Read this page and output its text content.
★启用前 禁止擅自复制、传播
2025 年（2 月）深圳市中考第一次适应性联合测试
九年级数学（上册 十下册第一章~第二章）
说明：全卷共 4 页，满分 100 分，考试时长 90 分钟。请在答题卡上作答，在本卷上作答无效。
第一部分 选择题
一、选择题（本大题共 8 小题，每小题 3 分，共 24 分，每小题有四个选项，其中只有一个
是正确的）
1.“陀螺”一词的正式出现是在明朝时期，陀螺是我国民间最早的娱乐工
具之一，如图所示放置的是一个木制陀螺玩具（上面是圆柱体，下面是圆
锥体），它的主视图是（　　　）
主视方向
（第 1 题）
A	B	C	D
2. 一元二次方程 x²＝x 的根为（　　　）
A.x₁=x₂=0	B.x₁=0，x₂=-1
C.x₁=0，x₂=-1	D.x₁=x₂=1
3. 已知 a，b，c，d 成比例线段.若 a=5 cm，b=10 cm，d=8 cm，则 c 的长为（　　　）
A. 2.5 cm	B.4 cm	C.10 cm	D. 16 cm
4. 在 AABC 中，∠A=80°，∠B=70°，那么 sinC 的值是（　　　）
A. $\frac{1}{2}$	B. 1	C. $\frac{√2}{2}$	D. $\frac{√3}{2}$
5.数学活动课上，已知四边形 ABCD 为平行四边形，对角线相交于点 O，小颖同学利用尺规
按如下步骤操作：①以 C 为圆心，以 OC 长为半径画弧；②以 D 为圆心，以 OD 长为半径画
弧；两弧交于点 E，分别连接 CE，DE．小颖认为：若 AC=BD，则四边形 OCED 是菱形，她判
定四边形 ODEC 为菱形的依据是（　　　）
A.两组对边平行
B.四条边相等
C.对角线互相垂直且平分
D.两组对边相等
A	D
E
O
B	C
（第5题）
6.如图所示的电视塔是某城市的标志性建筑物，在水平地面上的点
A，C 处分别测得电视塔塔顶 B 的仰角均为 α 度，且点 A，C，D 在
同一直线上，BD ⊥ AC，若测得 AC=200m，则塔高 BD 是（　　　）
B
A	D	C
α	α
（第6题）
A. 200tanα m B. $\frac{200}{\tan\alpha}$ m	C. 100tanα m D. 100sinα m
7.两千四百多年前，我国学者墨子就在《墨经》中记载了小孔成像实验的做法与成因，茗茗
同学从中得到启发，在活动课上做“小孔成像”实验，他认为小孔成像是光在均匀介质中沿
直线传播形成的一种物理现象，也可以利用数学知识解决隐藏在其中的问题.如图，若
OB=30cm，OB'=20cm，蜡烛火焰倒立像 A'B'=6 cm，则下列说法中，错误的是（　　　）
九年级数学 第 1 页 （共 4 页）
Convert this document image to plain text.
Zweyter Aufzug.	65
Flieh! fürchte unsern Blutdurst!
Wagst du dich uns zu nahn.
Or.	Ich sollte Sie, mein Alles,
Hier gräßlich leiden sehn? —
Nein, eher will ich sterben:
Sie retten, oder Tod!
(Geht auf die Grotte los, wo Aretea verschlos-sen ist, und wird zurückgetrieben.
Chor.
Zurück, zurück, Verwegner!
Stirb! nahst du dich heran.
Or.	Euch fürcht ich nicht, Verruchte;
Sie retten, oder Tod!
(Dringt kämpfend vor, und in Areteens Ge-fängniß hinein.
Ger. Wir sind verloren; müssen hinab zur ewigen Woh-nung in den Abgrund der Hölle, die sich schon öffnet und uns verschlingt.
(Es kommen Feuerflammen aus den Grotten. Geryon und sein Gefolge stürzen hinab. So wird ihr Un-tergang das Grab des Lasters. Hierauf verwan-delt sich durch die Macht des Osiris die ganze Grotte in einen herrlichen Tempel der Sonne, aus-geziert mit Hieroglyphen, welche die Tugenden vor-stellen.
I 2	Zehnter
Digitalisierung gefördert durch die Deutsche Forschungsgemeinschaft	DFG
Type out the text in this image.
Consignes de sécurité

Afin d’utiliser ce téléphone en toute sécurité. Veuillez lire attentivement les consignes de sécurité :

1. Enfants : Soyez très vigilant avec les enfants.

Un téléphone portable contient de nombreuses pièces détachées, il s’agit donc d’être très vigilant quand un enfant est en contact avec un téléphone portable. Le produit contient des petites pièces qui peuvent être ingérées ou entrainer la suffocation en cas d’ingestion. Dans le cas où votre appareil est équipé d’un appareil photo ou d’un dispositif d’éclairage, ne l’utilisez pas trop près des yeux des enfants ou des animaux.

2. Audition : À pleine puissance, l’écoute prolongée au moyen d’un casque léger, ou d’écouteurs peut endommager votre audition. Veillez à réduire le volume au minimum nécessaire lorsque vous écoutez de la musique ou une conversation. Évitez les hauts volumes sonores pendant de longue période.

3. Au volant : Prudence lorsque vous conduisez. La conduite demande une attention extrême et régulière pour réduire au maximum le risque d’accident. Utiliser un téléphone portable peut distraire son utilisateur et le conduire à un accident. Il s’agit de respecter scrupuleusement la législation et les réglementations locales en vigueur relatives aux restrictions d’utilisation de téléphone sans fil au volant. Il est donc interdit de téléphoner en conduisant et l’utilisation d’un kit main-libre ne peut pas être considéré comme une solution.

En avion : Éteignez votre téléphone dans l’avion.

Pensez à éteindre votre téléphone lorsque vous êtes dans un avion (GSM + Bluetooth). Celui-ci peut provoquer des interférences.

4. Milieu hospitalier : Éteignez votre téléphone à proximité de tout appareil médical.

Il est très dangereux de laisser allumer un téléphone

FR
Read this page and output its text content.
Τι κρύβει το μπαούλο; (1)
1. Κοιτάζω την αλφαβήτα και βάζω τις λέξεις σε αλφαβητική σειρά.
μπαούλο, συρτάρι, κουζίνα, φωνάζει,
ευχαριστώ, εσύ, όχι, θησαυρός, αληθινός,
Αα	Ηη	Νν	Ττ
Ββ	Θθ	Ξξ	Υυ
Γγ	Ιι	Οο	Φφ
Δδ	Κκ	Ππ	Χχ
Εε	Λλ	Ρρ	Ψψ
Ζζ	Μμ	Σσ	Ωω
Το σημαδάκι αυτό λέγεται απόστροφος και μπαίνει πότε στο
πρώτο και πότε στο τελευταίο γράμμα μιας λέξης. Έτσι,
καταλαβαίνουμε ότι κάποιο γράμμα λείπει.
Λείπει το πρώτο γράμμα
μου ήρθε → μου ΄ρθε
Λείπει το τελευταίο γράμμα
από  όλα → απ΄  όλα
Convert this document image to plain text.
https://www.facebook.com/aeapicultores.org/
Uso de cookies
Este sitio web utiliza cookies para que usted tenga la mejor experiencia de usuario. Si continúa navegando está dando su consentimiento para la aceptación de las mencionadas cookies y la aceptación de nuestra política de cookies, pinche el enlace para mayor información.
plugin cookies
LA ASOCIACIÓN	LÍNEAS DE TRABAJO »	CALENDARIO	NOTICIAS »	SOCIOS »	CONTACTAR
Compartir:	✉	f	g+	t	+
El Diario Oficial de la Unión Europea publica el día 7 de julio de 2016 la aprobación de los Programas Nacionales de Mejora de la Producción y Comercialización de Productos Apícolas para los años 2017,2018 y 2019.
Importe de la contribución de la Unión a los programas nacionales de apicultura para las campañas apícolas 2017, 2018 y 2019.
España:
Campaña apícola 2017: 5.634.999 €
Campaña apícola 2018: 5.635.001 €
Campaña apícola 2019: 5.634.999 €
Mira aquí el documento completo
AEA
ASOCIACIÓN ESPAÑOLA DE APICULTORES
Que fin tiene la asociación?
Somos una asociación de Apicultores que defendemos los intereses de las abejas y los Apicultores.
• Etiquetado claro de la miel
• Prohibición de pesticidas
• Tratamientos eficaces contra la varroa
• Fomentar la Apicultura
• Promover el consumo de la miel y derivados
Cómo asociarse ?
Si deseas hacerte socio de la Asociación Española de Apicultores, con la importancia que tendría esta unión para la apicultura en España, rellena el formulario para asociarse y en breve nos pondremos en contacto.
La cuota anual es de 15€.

━━━━━━━━━━━━━━━━━━━━

- Work required -
How many lines in these records hold the string "wird"? Reply with the number alone.

- Task solution -
2